▸ O QUE FAZER
Copie sem nenhuma alteração o trecho da listagem que vai da linha que contém "voucher-badges <box>142 578 223 602</box>" até a linha que contém "globe-icon <box>205 583 218 596</box>", incluindo as duas.

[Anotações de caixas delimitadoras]
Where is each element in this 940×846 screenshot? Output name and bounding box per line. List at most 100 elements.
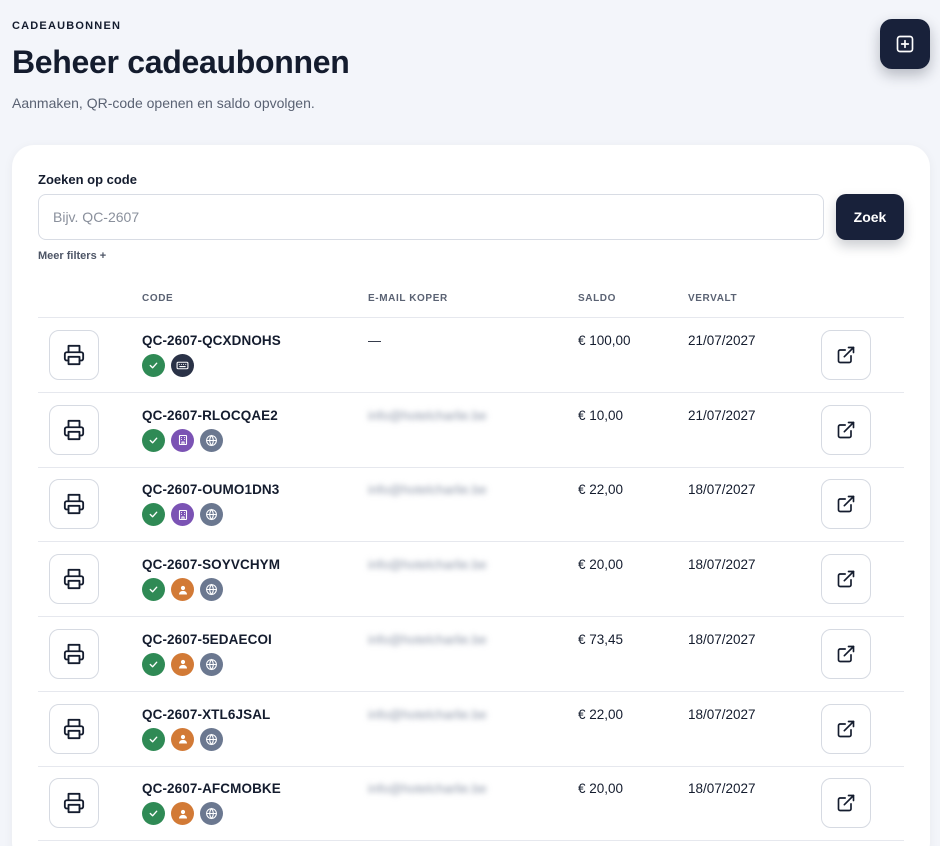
voucher-badges <box>142 578 223 602</box>
table-row: QC-2607-AFCMOBKE info@hotelcharlie.be € 20… <box>38 766 904 842</box>
voucher-expiry: 18/07/2027 <box>688 482 756 498</box>
external-link-icon <box>837 794 855 812</box>
open-voucher-button[interactable] <box>821 628 871 679</box>
status-badge <box>142 503 165 527</box>
globe-icon <box>205 583 218 596</box>
check-icon <box>148 584 159 595</box>
voucher-badges <box>142 727 223 751</box>
voucher-expiry: 18/07/2027 <box>688 781 756 797</box>
buyer-type-badge <box>171 802 194 826</box>
voucher-badges <box>142 652 223 676</box>
buyer-email: info@hotelcharlie.be <box>368 706 487 722</box>
page-subtitle: Aanmaken, QR-code openen en saldo opvolg… <box>12 95 315 111</box>
printer-icon <box>63 494 85 515</box>
check-icon <box>148 808 159 819</box>
voucher-code: QC-2607-XTL6JSAL <box>142 706 271 722</box>
print-button[interactable] <box>49 778 99 829</box>
channel-badge <box>200 652 223 676</box>
open-voucher-button[interactable] <box>821 479 871 530</box>
channel-badge <box>200 727 223 751</box>
search-button[interactable]: Zoek <box>836 194 904 240</box>
table-row: QC-2607-RLOCQAE2 info@hotelcharlie.be € 10… <box>38 393 904 468</box>
voucher-saldo: € 20,00 <box>578 557 624 573</box>
check-icon <box>148 435 159 446</box>
buyer-email: info@hotelcharlie.be <box>368 482 487 498</box>
open-voucher-button[interactable] <box>821 330 871 380</box>
more-filters-link[interactable]: Meer filters + <box>38 250 106 262</box>
print-button[interactable] <box>49 703 99 754</box>
voucher-badges <box>142 354 194 377</box>
channel-badge <box>200 802 223 826</box>
voucher-expiry: 21/07/2027 <box>688 333 756 348</box>
voucher-saldo: € 22,00 <box>578 706 624 722</box>
search-input[interactable] <box>38 194 824 240</box>
status-badge <box>142 727 165 751</box>
search-label: Zoeken op code <box>38 172 137 187</box>
open-voucher-button[interactable] <box>821 703 871 754</box>
table-row: QC-2607-5EDAECOI info@hotelcharlie.be € 73… <box>38 617 904 692</box>
column-header-saldo: SALDO <box>578 293 616 304</box>
print-button[interactable] <box>49 554 99 605</box>
user-icon <box>177 658 189 670</box>
check-icon <box>148 509 159 520</box>
check-icon <box>148 360 159 371</box>
channel-badge <box>200 428 223 452</box>
voucher-code: QC-2607-QCXDNOHS <box>142 333 281 348</box>
buyer-email: info@hotelcharlie.be <box>368 407 487 423</box>
external-link-icon <box>837 421 855 439</box>
buyer-email: info@hotelcharlie.be <box>368 781 487 797</box>
globe-icon <box>205 434 218 447</box>
table-row: QC-2607-SOYVCHYM info@hotelcharlie.be € 20… <box>38 542 904 618</box>
print-button[interactable] <box>49 479 99 530</box>
open-voucher-button[interactable] <box>821 404 871 455</box>
printer-icon <box>63 344 85 366</box>
user-icon <box>177 808 189 820</box>
buyer-type-badge <box>171 652 194 676</box>
voucher-expiry: 21/07/2027 <box>688 407 756 423</box>
table-row: QC-2607-OUMO1DN3 info@hotelcharlie.be € 22… <box>38 467 904 543</box>
buyer-type-badge <box>171 503 194 527</box>
voucher-badges <box>142 503 223 527</box>
voucher-saldo: € 73,45 <box>578 631 624 647</box>
channel-badge <box>200 503 223 527</box>
print-button[interactable] <box>49 404 99 455</box>
check-icon <box>148 734 159 745</box>
external-link-icon <box>837 570 855 588</box>
voucher-expiry: 18/07/2027 <box>688 631 756 647</box>
building-icon <box>177 509 189 521</box>
channel-badge <box>200 578 223 602</box>
buyer-type-badge <box>171 578 194 602</box>
print-button[interactable] <box>49 628 99 679</box>
voucher-expiry: 18/07/2027 <box>688 706 756 722</box>
status-badge <box>142 578 165 602</box>
add-voucher-button[interactable] <box>880 19 930 69</box>
status-badge <box>142 802 165 826</box>
buyer-email: info@hotelcharlie.be <box>368 631 487 647</box>
printer-icon <box>63 569 85 590</box>
voucher-expiry: 18/07/2027 <box>688 557 756 573</box>
column-header-email: E-MAIL KOPER <box>368 293 448 304</box>
table-row: QC-2607-XTL6JSAL info@hotelcharlie.be € 22… <box>38 692 904 767</box>
printer-icon <box>63 643 85 664</box>
printer-icon <box>63 793 85 814</box>
voucher-code: QC-2607-AFCMOBKE <box>142 781 281 797</box>
print-button[interactable] <box>49 330 99 380</box>
voucher-code: QC-2607-RLOCQAE2 <box>142 407 278 423</box>
external-link-icon <box>837 496 855 513</box>
voucher-saldo: € 10,00 <box>578 407 624 423</box>
voucher-saldo: € 100,00 <box>578 333 631 348</box>
building-icon <box>177 434 189 446</box>
open-voucher-button[interactable] <box>821 778 871 829</box>
external-link-icon <box>837 645 855 663</box>
status-badge <box>142 652 165 676</box>
plus-square-icon <box>896 35 914 53</box>
voucher-saldo: € 22,00 <box>578 482 624 498</box>
channel-badge <box>171 354 194 377</box>
external-link-icon <box>837 346 855 364</box>
column-header-code: CODE <box>142 293 174 304</box>
buyer-email: — <box>368 333 381 348</box>
open-voucher-button[interactable] <box>821 554 871 605</box>
column-header-vervalt: VERVALT <box>688 293 738 304</box>
page-title: Beheer cadeaubonnen <box>12 44 350 80</box>
printer-icon <box>63 419 85 440</box>
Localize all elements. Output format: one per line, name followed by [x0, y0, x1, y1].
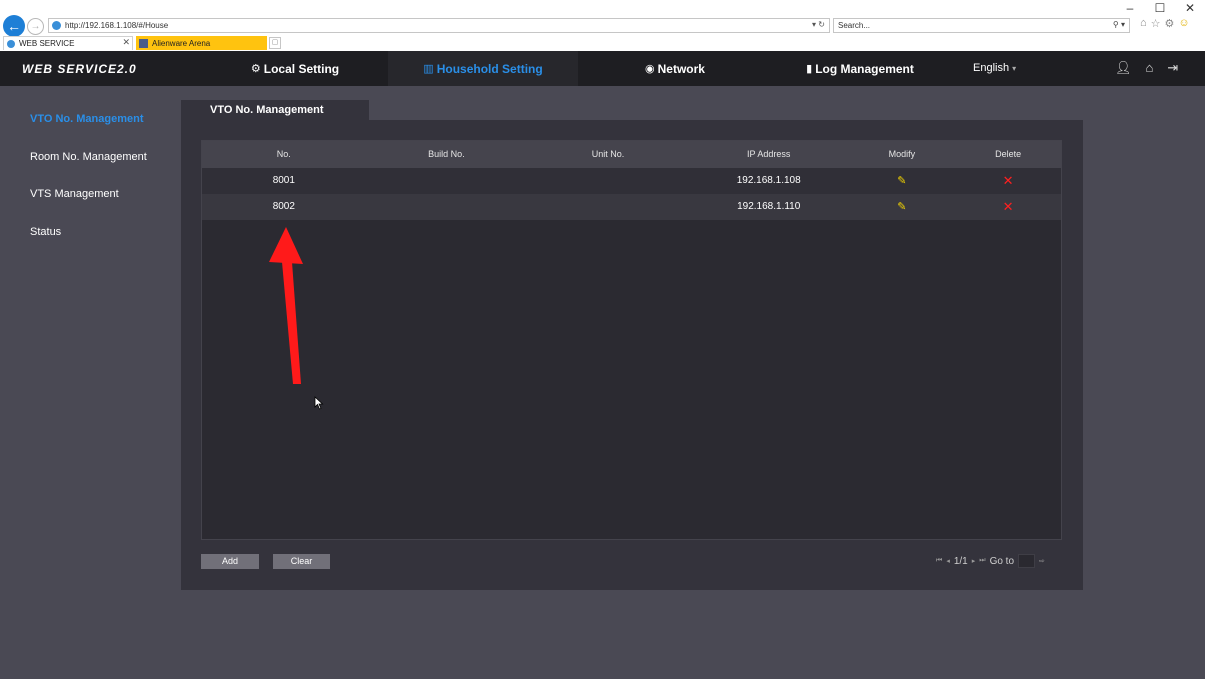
cell-unit — [527, 168, 689, 194]
sidebar: VTO No. Management Room No. Management V… — [30, 112, 180, 262]
pencil-icon[interactable]: ✎ — [897, 201, 906, 213]
cell-no: 8002 — [272, 201, 295, 212]
close-tab-icon[interactable]: ✕ — [122, 37, 130, 48]
goto-page-input[interactable] — [1018, 554, 1036, 568]
pagination: ⏮ ◂ 1/1 ▸ ⏭ Go to ⇨ — [936, 553, 1045, 569]
new-tab-icon[interactable]: ▢ — [269, 37, 281, 49]
nav-label: Log Management — [815, 61, 914, 76]
user-icon[interactable]: 👤︎ — [1115, 60, 1132, 76]
logout-icon[interactable]: ⇥ — [1167, 60, 1178, 76]
app-header: WEB SERVICE2.0 ⚙ Local Setting ▥ Househo… — [0, 51, 1205, 86]
search-icon[interactable]: ⚲ ▾ — [1113, 20, 1125, 29]
panel-tab-title: VTO No. Management — [181, 100, 369, 120]
cell-unit — [527, 194, 689, 220]
prev-page-icon[interactable]: ◂ — [946, 557, 950, 565]
sidebar-item-vto-no-management[interactable]: VTO No. Management — [30, 112, 180, 150]
globe-icon: ◉ — [645, 63, 655, 75]
sidebar-item-status[interactable]: Status — [30, 225, 180, 263]
search-input[interactable]: Search... ⚲ ▾ — [833, 18, 1130, 33]
delete-icon[interactable]: ✕ — [1003, 173, 1014, 188]
nav-log-management[interactable]: ▮ Log Management — [790, 51, 930, 86]
star-icon[interactable]: ☆ — [1151, 17, 1161, 30]
forward-arrow-icon[interactable]: → — [27, 17, 44, 35]
header-icons: 👤︎ ⌂ ⇥ — [1115, 60, 1178, 76]
nav-label: Network — [657, 61, 705, 76]
go-arrow-icon[interactable]: ⇨ — [1039, 557, 1045, 565]
refresh-icon[interactable]: ▾ ↻ — [812, 20, 825, 29]
column-header-no: No. — [276, 149, 291, 159]
gear-icon[interactable]: ⚙ — [1165, 17, 1175, 30]
nav-label: Local Setting — [263, 61, 340, 76]
vto-table: No. Build No. Unit No. IP Address Modify… — [201, 140, 1062, 540]
building-icon: ▥ — [423, 63, 434, 75]
table-row[interactable]: 8001 192.168.1.108 ✎ ✕ — [202, 168, 1061, 194]
address-url: http://192.168.1.108/#/House — [65, 21, 169, 30]
nav-network[interactable]: ◉ Network — [605, 51, 745, 86]
window-controls: – ☐ ✕ — [1123, 2, 1197, 14]
delete-icon[interactable]: ✕ — [1003, 199, 1014, 214]
cell-ip: 192.168.1.110 — [737, 201, 801, 212]
browser-chrome: – ☐ ✕ ← → http://192.168.1.108/#/House ▾… — [0, 0, 1205, 51]
mouse-cursor-icon — [314, 396, 324, 410]
column-header-unit: Unit No. — [591, 149, 625, 159]
nav-local-setting[interactable]: ⚙ Local Setting — [225, 51, 365, 86]
table-header: No. Build No. Unit No. IP Address Modify… — [202, 141, 1061, 168]
cell-no: 8001 — [272, 175, 295, 186]
home-icon[interactable]: ⌂ — [1140, 17, 1147, 30]
sidebar-item-vts-management[interactable]: VTS Management — [30, 187, 180, 225]
alienware-icon — [139, 38, 148, 48]
chevron-down-icon: ▾ — [1012, 64, 1017, 73]
sidebar-item-room-no-management[interactable]: Room No. Management — [30, 150, 180, 188]
cell-build — [366, 194, 528, 220]
tab-label: Alienware Arena — [152, 38, 211, 48]
minimize-button[interactable]: – — [1123, 2, 1137, 14]
tab-web-service[interactable]: WEB SERVICE ✕ — [3, 36, 133, 50]
search-placeholder: Search... — [838, 21, 871, 30]
first-page-icon[interactable]: ⏮ — [936, 557, 942, 565]
browser-toolbar-icons: ⌂ ☆ ⚙ ☺ — [1140, 17, 1190, 30]
tab-label: WEB SERVICE — [19, 39, 75, 48]
cell-ip: 192.168.1.108 — [736, 175, 801, 186]
column-header-build: Build No. — [428, 149, 465, 159]
last-page-icon[interactable]: ⏭ — [979, 557, 985, 565]
tab-globe-icon — [7, 39, 15, 48]
gear-icon: ⚙ — [250, 63, 261, 75]
nav-label: Household Setting — [436, 61, 543, 76]
column-header-modify: Modify — [888, 149, 916, 159]
page-indicator: 1/1 — [953, 555, 968, 567]
nav-household-setting[interactable]: ▥ Household Setting — [388, 51, 578, 86]
document-icon: ▮ — [806, 63, 813, 75]
tab-alienware-arena[interactable]: Alienware Arena — [136, 36, 267, 50]
address-bar[interactable]: http://192.168.1.108/#/House ▾ ↻ — [48, 18, 830, 33]
smiley-icon[interactable]: ☺ — [1178, 17, 1189, 30]
maximize-button[interactable]: ☐ — [1153, 2, 1167, 14]
add-button[interactable]: Add — [201, 554, 259, 569]
goto-label: Go to — [989, 555, 1015, 567]
column-header-delete: Delete — [995, 149, 1022, 159]
close-window-button[interactable]: ✕ — [1183, 2, 1197, 14]
home-icon[interactable]: ⌂ — [1146, 60, 1154, 76]
table-row[interactable]: 8002 192.168.1.110 ✎ ✕ — [202, 194, 1061, 220]
clear-button[interactable]: Clear — [273, 554, 330, 569]
column-header-ip: IP Address — [747, 149, 791, 159]
language-value: English — [973, 62, 1010, 74]
next-page-icon[interactable]: ▸ — [972, 557, 976, 565]
site-globe-icon — [52, 21, 61, 30]
cell-build — [366, 168, 528, 194]
language-select[interactable]: English ▾ — [973, 62, 1016, 74]
app-logo: WEB SERVICE2.0 — [22, 62, 137, 76]
pencil-icon[interactable]: ✎ — [897, 175, 906, 187]
back-arrow-icon[interactable]: ← — [3, 15, 25, 37]
browser-nav-buttons: ← → — [3, 15, 44, 37]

▸ RESULTADO CORRETO
voucher-badges <box>142 578 223 602</box>
table-row: QC-2607-AFCMOBKE info@hotelcharlie.be € 20… <box>38 766 904 842</box>
voucher-expiry: 18/07/2027 <box>688 482 756 498</box>
external-link-icon <box>837 794 855 812</box>
open-voucher-button[interactable] <box>821 628 871 679</box>
status-badge <box>142 503 165 527</box>
globe-icon <box>205 583 218 596</box>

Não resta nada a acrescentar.